Copy out all lines carrying the word "Computing".

================

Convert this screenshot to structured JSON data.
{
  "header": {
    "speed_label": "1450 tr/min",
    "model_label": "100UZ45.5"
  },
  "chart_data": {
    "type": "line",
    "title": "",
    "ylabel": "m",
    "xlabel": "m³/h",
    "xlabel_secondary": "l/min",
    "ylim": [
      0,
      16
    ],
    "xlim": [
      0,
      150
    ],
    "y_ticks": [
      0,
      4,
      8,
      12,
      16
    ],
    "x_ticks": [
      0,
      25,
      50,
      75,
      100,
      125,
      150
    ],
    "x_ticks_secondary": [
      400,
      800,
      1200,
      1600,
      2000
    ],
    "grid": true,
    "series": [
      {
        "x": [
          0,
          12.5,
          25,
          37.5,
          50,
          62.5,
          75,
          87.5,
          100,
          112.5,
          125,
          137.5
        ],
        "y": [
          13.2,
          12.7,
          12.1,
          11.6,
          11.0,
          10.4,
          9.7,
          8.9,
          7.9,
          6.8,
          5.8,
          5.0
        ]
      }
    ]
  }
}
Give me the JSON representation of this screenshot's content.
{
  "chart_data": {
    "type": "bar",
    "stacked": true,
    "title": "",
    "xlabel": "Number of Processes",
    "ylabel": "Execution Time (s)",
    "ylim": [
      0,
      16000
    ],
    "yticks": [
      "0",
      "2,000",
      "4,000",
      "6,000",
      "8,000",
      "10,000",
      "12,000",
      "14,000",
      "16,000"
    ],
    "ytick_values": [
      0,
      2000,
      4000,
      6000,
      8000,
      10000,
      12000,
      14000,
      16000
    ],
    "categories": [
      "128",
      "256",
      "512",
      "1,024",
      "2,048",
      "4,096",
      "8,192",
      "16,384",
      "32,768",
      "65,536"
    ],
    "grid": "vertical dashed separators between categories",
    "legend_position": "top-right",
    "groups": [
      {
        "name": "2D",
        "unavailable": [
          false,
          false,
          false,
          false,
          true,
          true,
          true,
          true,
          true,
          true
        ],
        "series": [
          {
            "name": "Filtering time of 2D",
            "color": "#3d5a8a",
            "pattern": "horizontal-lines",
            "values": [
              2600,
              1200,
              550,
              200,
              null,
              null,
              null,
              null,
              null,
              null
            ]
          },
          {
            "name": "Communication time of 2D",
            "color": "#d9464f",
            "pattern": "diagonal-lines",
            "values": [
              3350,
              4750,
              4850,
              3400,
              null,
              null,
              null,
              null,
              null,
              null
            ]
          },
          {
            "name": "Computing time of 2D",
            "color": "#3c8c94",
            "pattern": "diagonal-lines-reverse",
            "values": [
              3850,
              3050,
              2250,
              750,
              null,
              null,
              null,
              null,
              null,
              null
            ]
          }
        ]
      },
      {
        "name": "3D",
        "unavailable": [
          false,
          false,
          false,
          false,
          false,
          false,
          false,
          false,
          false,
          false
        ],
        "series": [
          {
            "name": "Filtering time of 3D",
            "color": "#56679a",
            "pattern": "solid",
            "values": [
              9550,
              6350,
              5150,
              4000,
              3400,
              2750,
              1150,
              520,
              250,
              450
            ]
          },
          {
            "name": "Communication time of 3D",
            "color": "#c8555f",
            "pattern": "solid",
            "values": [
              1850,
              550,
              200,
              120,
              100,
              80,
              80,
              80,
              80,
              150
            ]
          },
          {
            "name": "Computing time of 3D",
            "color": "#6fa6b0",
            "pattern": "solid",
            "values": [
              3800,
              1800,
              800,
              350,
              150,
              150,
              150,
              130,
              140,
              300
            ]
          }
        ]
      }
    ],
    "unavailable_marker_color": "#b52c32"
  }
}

================

**SOLUTION FOR THIS TASK:**
            "name": "Computing time of 2D",
            "name": "Computing time of 3D",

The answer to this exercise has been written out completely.